:: Exercise input ::

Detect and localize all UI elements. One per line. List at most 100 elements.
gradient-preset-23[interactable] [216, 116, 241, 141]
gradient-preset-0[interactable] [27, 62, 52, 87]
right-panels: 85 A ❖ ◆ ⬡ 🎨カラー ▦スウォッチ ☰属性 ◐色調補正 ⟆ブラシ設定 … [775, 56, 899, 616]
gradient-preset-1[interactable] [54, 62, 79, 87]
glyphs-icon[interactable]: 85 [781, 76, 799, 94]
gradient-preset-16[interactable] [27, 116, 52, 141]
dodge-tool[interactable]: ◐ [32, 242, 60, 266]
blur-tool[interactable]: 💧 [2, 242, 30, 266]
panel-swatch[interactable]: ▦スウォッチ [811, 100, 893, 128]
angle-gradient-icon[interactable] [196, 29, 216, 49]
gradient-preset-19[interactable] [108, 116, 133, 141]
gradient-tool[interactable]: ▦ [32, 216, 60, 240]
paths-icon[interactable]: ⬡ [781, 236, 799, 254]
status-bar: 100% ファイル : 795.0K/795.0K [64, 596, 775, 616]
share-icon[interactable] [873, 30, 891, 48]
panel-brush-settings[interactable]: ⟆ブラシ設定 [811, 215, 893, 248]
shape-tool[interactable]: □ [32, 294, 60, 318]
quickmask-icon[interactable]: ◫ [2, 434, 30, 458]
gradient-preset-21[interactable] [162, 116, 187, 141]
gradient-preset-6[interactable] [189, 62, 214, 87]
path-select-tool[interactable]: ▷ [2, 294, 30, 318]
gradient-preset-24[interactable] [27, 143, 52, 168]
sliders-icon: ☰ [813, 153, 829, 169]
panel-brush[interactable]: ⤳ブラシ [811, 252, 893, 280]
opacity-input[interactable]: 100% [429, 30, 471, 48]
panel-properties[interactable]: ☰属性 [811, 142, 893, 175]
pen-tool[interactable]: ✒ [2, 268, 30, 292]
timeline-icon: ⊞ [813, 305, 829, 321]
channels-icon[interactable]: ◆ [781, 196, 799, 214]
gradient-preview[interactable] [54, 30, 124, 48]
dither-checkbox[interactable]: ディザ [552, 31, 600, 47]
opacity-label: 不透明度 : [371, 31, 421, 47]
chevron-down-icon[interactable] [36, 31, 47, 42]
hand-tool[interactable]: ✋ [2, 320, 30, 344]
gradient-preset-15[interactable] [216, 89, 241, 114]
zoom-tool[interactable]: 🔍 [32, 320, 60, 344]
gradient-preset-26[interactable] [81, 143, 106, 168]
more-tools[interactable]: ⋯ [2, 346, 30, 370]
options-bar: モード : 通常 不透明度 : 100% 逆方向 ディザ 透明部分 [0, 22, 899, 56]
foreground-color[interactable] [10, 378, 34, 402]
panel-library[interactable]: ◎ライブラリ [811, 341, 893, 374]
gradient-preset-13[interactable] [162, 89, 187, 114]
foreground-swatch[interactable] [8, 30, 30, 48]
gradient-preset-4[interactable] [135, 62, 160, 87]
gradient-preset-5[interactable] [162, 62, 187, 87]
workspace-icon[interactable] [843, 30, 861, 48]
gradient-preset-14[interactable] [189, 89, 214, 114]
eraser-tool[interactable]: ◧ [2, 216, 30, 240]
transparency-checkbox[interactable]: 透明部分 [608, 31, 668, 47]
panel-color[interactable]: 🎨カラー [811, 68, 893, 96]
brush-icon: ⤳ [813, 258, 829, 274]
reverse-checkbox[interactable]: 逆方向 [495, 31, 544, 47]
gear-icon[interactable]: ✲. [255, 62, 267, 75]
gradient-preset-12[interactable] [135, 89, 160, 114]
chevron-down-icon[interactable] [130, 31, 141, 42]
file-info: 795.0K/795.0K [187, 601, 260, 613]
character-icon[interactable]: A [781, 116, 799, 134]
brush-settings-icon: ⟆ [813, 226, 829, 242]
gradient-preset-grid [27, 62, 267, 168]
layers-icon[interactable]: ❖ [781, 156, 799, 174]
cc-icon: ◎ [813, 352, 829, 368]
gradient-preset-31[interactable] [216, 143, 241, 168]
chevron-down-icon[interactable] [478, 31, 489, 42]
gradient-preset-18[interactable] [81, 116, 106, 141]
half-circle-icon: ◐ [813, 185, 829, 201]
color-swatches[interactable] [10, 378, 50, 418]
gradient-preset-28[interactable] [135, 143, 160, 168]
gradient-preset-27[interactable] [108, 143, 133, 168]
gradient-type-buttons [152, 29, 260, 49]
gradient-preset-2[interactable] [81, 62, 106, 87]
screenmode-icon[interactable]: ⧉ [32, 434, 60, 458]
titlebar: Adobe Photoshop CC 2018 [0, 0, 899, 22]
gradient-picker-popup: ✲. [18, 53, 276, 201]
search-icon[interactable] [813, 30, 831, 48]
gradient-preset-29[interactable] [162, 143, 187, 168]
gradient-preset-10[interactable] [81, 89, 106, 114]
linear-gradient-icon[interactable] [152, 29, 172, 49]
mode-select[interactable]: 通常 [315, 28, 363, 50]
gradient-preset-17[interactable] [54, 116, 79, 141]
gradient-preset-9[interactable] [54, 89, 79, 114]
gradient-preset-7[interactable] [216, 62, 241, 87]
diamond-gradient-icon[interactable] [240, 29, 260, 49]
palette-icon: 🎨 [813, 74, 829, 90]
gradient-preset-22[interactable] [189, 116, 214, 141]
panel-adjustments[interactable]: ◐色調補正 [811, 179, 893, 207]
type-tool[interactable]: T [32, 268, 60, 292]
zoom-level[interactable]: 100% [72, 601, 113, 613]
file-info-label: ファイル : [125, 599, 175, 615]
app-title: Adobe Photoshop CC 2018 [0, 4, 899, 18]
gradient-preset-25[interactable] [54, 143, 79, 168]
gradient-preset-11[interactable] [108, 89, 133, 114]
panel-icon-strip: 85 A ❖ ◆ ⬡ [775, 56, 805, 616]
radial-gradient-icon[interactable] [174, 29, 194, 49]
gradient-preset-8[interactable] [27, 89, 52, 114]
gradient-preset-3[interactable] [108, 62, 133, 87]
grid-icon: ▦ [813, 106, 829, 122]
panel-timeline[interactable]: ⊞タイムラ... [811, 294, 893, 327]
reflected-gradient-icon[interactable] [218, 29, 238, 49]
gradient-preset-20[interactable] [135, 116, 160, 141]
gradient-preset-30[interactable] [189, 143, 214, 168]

:::
:: Exercise input ::

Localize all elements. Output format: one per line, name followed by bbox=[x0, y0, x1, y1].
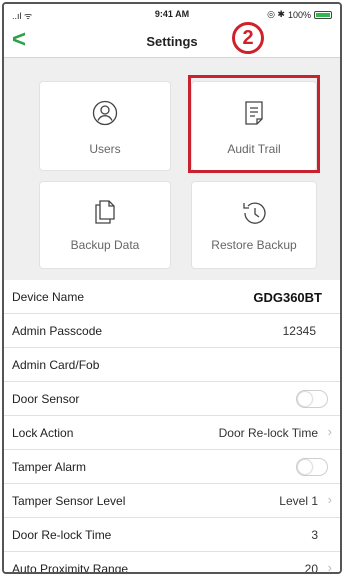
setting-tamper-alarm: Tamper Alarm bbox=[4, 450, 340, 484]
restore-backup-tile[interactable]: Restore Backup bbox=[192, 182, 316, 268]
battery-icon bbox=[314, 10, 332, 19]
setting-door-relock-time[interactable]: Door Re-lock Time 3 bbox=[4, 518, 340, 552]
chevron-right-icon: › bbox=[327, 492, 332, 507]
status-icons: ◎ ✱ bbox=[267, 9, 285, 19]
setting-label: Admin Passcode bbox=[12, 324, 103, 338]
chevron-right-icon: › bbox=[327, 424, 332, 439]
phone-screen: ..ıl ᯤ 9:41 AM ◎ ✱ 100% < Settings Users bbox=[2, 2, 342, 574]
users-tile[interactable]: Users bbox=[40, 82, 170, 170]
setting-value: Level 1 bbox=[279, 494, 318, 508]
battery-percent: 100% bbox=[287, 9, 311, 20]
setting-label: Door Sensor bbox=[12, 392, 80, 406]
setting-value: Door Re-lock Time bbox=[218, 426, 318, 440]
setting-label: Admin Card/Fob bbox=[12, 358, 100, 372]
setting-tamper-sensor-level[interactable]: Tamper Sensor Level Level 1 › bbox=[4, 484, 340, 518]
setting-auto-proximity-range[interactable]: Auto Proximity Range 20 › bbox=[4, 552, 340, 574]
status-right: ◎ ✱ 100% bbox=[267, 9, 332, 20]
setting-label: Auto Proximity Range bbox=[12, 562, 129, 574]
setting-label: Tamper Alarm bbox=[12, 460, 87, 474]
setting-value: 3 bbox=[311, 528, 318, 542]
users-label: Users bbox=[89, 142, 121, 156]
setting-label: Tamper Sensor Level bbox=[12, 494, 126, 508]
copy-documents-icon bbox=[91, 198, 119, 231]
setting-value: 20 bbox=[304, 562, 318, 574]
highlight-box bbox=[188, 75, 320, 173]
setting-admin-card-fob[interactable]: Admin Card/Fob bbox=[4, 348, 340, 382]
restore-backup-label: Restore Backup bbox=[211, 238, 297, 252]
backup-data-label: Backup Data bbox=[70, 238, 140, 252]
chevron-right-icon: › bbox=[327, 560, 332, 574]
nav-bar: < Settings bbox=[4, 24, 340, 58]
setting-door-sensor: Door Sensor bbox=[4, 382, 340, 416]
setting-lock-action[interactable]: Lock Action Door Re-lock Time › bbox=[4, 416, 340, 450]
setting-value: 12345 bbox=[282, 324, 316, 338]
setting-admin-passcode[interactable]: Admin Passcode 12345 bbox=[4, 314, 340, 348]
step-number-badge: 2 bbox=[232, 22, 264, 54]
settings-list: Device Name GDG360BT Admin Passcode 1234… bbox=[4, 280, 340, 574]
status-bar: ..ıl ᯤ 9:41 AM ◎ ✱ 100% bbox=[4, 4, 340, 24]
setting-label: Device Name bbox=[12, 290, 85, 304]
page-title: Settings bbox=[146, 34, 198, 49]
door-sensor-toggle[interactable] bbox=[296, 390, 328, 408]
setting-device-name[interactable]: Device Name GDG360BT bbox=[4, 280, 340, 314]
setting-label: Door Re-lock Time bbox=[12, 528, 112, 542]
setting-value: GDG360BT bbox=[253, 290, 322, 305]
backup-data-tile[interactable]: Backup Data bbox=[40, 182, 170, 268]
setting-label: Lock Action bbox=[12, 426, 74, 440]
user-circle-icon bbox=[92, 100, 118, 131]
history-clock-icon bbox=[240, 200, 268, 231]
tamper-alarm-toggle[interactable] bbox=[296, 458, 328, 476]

:::

Task statement ::
Please copy the material starting at the line containing "Detect and localize" and ending at the line containing "right-panels: 85 A", reproducing each line precisely.

Answer in full ::
Detect and localize all UI elements. One per line. List at most 100 elements.
gradient-preset-23[interactable] [216, 116, 241, 141]
gradient-preset-0[interactable] [27, 62, 52, 87]
right-panels: 85 A ❖ ◆ ⬡ 🎨カラー ▦スウォッチ ☰属性 ◐色調補正 ⟆ブラシ設定 … [775, 56, 899, 616]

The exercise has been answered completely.